**Description of the task**: Set down all of the data that follows word for word, without the images.

**Dataset records**:
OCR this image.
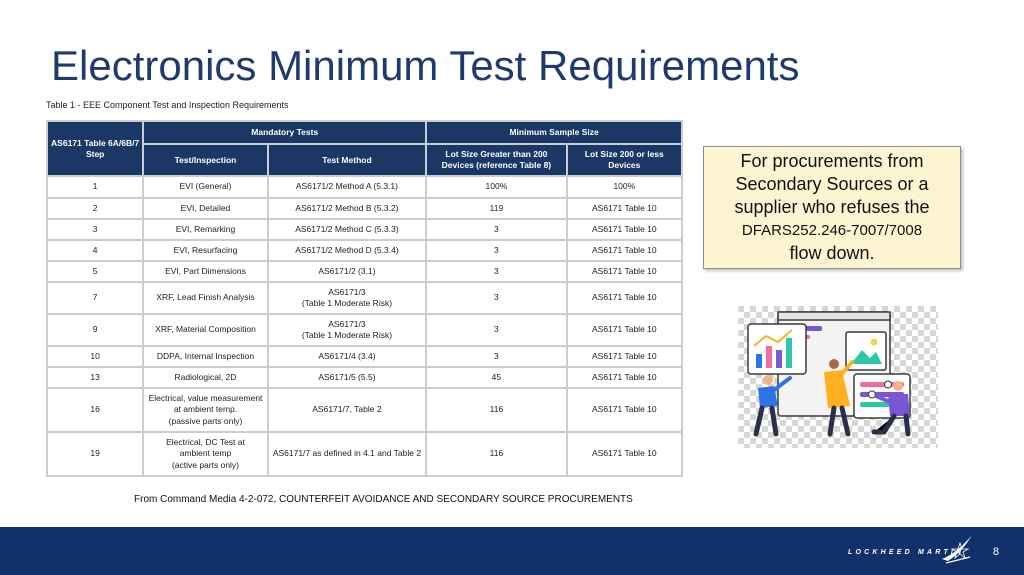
Electronics Minimum Test Requirements
Table 1 - EEE Component Test and Inspection Requirements
AS6171 Table 6A/6B/7 Step	Mandatory Tests		Minimum Sample Size	
	Test/Inspection	Test Method	Lot Size Greater than 200 Devices (reference Table 8)	Lot Size 200 or less Devices
1	EVI (General)	AS6171/2 Method A (5.3.1)	100%	100%
2	EVI, Detailed	AS6171/2 Method B (5.3.2)	119	AS6171 Table 10
3	EVI, Remarking	AS6171/2 Method C (5.3.3)	3	AS6171 Table 10
4	EVI, Resurfacing	AS6171/2 Method D (5.3.4)	3	AS6171 Table 10
5	EVI, Part Dimensions	AS6171/2 (3.1)	3	AS6171 Table 10
7	XRF, Lead Finish Analysis	AS6171/3
(Table 1 Moderate Risk)	3	AS6171 Table 10
9	XRF, Material Composition	AS6171/3
(Table 1 Moderate Risk)	3	AS6171 Table 10
10	DDPA, Internal Inspection	AS6171/4 (3.4)	3	AS6171 Table 10
13	Radiological, 2D	AS6171/5 (5.5)	45	AS6171 Table 10
16	Electrical, value measurement
at ambient temp.
(passive parts only)	AS6171/7, Table 2	116	AS6171 Table 10
19	Electrical, DC Test at
ambient temp
(active parts only)	AS6171/7 as defined in 4.1 and Table 2	116	AS6171 Table 10
For procurements from
Secondary Sources or a
supplier who refuses the
DFARS252.246-7007/7008
flow down.
From Command Media 4-2-072, COUNTERFEIT AVOIDANCE AND SECONDARY SOURCE PROCUREMENTS
LOCKHEED MARTIN	8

**Finished exercise**:
OCR this image.
Electronics Minimum Test Requirements
Table 1 - EEE Component Test and Inspection Requirements
AS6171 Table 6A/6B/7 Step	Mandatory Tests		Minimum Sample Size	
	Test/Inspection	Test Method	Lot Size Greater than 200 Devices (reference Table 8)	Lot Size 200 or less Devices
1	EVI (General)	AS6171/2 Method A (5.3.1)	100%	100%
2	EVI, Detailed	AS6171/2 Method B (5.3.2)	119	AS6171 Table 10
3	EVI, Remarking	AS6171/2 Method C (5.3.3)	3	AS6171 Table 10
4	EVI, Resurfacing	AS6171/2 Method D (5.3.4)	3	AS6171 Table 10
5	EVI, Part Dimensions	AS6171/2 (3.1)	3	AS6171 Table 10
7	XRF, Lead Finish Analysis	AS6171/3
(Table 1 Moderate Risk)	3	AS6171 Table 10
9	XRF, Material Composition	AS6171/3
(Table 1 Moderate Risk)	3	AS6171 Table 10
10	DDPA, Internal Inspection	AS6171/4 (3.4)	3	AS6171 Table 10
13	Radiological, 2D	AS6171/5 (5.5)	45	AS6171 Table 10
16	Electrical, value measurement
at ambient temp.
(passive parts only)	AS6171/7, Table 2	116	AS6171 Table 10
19	Electrical, DC Test at
ambient temp
(active parts only)	AS6171/7 as defined in 4.1 and Table 2	116	AS6171 Table 10
For procurements from
Secondary Sources or a
supplier who refuses the
DFARS252.246-7007/7008
flow down.
From Command Media 4-2-072, COUNTERFEIT AVOIDANCE AND SECONDARY SOURCE PROCUREMENTS
LOCKHEED MARTIN	8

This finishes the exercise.